> _WHAT THE TASK REQUIRES_
The records below are to be quoted in full; please keep every word exact.

> _RECORDS FOR THE EXERCISE_
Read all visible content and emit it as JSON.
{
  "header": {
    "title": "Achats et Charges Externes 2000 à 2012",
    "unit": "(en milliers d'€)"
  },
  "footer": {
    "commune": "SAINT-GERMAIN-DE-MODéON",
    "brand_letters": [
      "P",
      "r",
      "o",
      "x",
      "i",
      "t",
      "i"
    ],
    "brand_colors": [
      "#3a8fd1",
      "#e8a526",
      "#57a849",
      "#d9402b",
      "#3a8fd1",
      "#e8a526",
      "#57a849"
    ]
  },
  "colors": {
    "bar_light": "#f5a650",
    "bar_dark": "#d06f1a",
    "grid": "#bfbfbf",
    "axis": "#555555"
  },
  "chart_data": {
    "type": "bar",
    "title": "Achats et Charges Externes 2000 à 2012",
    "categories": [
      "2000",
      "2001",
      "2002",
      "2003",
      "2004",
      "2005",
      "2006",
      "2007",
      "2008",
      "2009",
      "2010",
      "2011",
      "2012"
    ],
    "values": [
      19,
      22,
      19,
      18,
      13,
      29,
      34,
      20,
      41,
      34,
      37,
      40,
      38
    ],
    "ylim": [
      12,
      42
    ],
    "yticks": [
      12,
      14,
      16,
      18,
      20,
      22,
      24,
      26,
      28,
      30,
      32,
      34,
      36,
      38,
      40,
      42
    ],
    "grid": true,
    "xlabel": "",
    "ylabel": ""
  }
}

> _RESPONSE TO THE TASK_
Read all visible content and emit it as JSON.
{
  "header": {
    "title": "Achats et Charges Externes 2000 à 2012",
    "unit": "(en milliers d'€)"
  },
  "footer": {
    "commune": "SAINT-GERMAIN-DE-MODéON",
    "brand_letters": [
      "P",
      "r",
      "o",
      "x",
      "i",
      "t",
      "i"
    ],
    "brand_colors": [
      "#3a8fd1",
      "#e8a526",
      "#57a849",
      "#d9402b",
      "#3a8fd1",
      "#e8a526",
      "#57a849"
    ]
  },
  "colors": {
    "bar_light": "#f5a650",
    "bar_dark": "#d06f1a",
    "grid": "#bfbfbf",
    "axis": "#555555"
  },
  "chart_data": {
    "type": "bar",
    "title": "Achats et Charges Externes 2000 à 2012",
    "categories": [
      "2000",
      "2001",
      "2002",
      "2003",
      "2004",
      "2005",
      "2006",
      "2007",
      "2008",
      "2009",
      "2010",
      "2011",
      "2012"
    ],
    "values": [
      19,
      22,
      19,
      18,
      13,
      29,
      34,
      20,
      41,
      34,
      37,
      40,
      38
    ],
    "ylim": [
      12,
      42
    ],
    "yticks": [
      12,
      14,
      16,
      18,
      20,
      22,
      24,
      26,
      28,
      30,
      32,
      34,
      36,
      38,
      40,
      42
    ],
    "grid": true,
    "xlabel": "",
    "ylabel": ""
  }
}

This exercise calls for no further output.